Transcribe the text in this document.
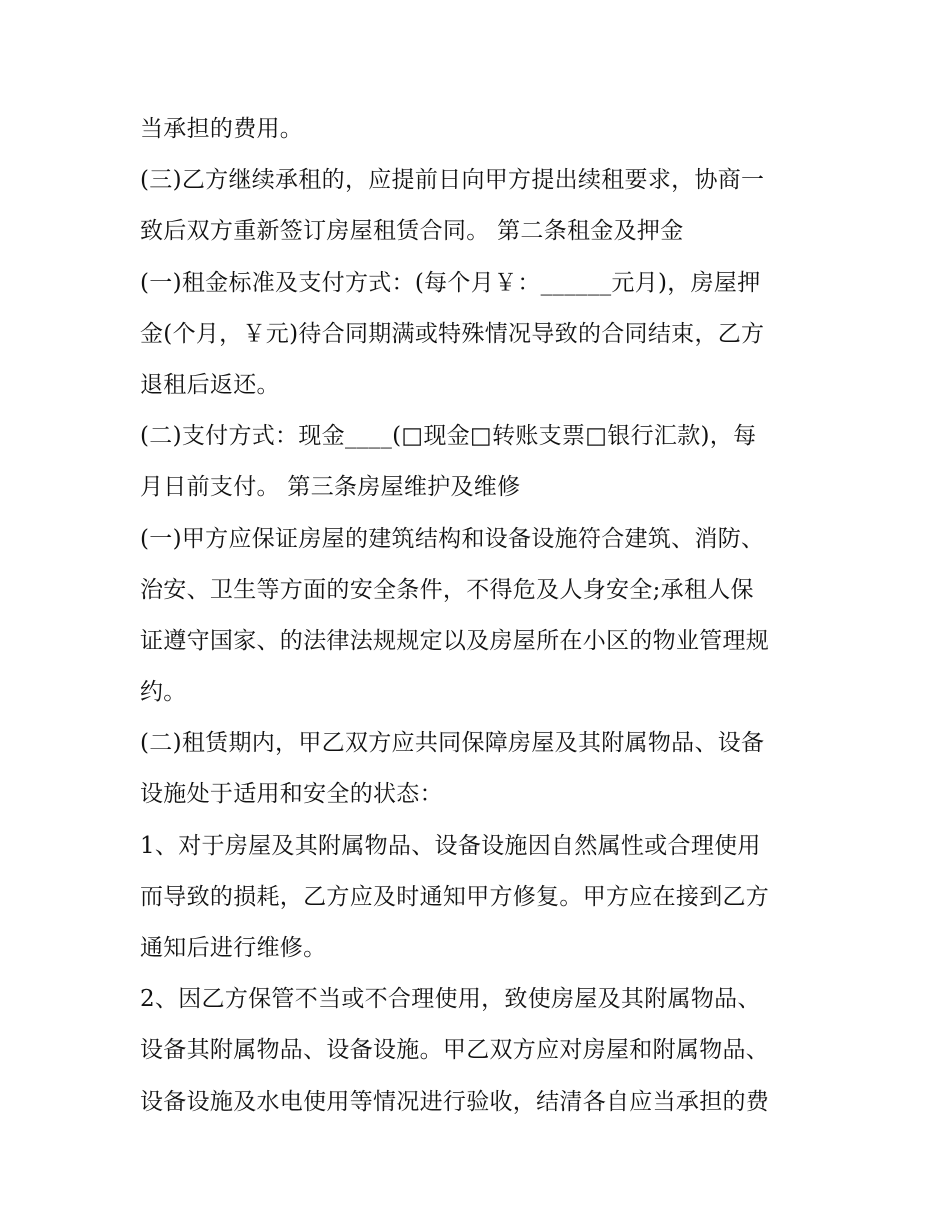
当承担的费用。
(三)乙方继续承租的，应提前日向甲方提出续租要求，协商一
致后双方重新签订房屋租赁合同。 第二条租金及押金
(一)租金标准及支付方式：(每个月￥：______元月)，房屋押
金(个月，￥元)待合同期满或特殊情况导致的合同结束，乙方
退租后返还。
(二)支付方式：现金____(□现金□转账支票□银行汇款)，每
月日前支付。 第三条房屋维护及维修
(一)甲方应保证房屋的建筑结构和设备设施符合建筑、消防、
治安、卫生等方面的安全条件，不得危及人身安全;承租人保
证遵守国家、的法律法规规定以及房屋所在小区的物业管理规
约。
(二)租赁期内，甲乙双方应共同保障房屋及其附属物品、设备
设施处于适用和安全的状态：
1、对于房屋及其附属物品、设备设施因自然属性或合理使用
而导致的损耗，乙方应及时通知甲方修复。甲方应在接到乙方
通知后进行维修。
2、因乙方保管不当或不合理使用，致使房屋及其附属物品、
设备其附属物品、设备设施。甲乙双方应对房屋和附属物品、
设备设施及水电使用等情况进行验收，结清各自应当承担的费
---
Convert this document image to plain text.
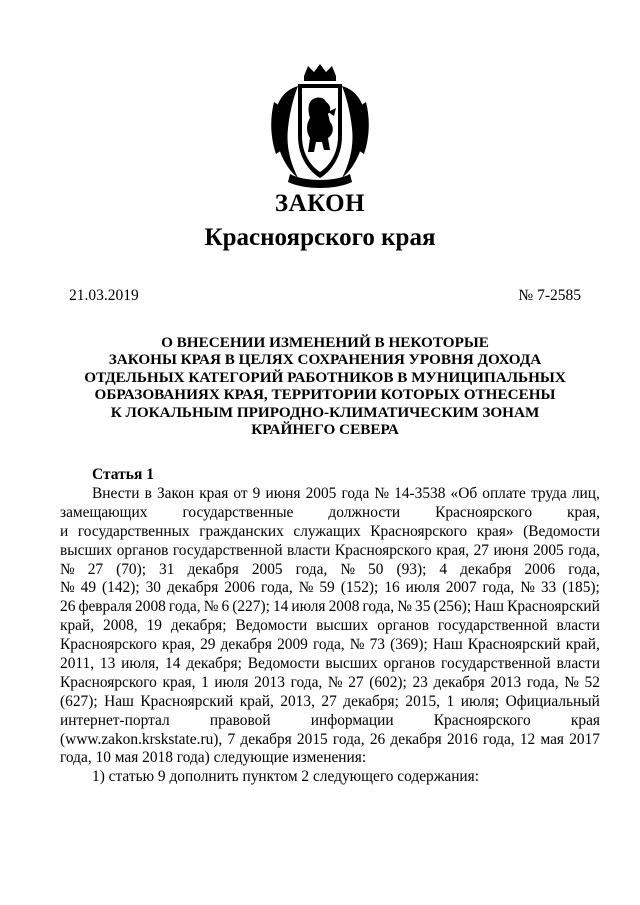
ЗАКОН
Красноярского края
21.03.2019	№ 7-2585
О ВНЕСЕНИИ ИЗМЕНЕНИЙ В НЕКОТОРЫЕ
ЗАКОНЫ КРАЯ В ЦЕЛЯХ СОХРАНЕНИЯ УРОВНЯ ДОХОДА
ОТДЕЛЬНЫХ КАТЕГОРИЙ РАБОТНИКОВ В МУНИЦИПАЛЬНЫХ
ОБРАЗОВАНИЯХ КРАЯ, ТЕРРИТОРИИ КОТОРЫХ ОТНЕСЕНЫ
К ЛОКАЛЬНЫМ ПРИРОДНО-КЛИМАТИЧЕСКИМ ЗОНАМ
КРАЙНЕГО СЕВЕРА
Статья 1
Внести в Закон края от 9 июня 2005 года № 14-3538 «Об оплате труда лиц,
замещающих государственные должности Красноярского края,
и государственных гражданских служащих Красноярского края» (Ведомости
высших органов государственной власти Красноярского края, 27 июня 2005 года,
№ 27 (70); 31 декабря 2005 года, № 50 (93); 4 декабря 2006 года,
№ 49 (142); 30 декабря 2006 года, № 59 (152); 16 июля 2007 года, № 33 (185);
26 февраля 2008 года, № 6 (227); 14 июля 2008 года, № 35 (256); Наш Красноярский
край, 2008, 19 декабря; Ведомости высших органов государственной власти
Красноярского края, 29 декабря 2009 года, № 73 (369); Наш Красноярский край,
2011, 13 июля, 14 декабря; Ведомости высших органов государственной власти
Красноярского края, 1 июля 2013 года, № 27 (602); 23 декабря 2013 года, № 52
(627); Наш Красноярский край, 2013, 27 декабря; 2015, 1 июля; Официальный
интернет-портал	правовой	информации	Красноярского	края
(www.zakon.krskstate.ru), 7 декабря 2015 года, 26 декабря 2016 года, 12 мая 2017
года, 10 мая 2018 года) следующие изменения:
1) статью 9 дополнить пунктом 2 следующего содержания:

## Exercise brief
Return each line where "this" shows up.

## Task solution
Transcribe the text in this document.
Convert this document image to plain text.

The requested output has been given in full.